-- begin Provided records --

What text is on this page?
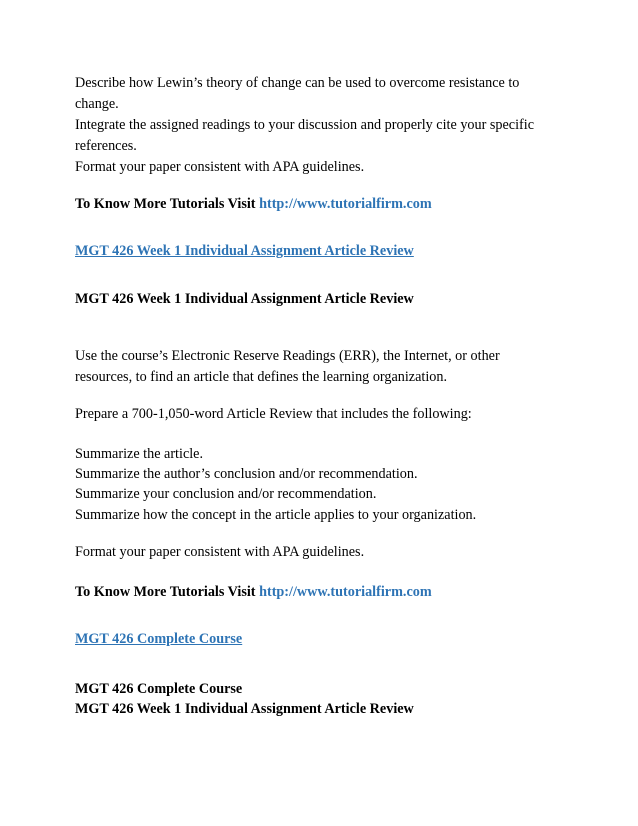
Describe how Lewin’s theory of change can be used to overcome resistance to
change.
Integrate the assigned readings to your discussion and properly cite your specific
references.
Format your paper consistent with APA guidelines.
To Know More Tutorials Visit http://www.tutorialfirm.com
MGT 426 Week 1 Individual Assignment Article Review
MGT 426 Week 1 Individual Assignment Article Review
Use the course’s Electronic Reserve Readings (ERR), the Internet, or other
resources, to find an article that defines the learning organization.
Prepare a 700-1,050-word Article Review that includes the following:
Summarize the article.
Summarize the author’s conclusion and/or recommendation.
Summarize your conclusion and/or recommendation.
Summarize how the concept in the article applies to your organization.
Format your paper consistent with APA guidelines.
To Know More Tutorials Visit http://www.tutorialfirm.com
MGT 426 Complete Course
MGT 426 Complete Course
MGT 426 Week 1 Individual Assignment Article Review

-- end Provided records --

*Problem description*: In the records above, find each line with the word "Summarize" and copy it.

*The output*:
Summarize the article.
Summarize the author’s conclusion and/or recommendation.
Summarize your conclusion and/or recommendation.
Summarize how the concept in the article applies to your organization.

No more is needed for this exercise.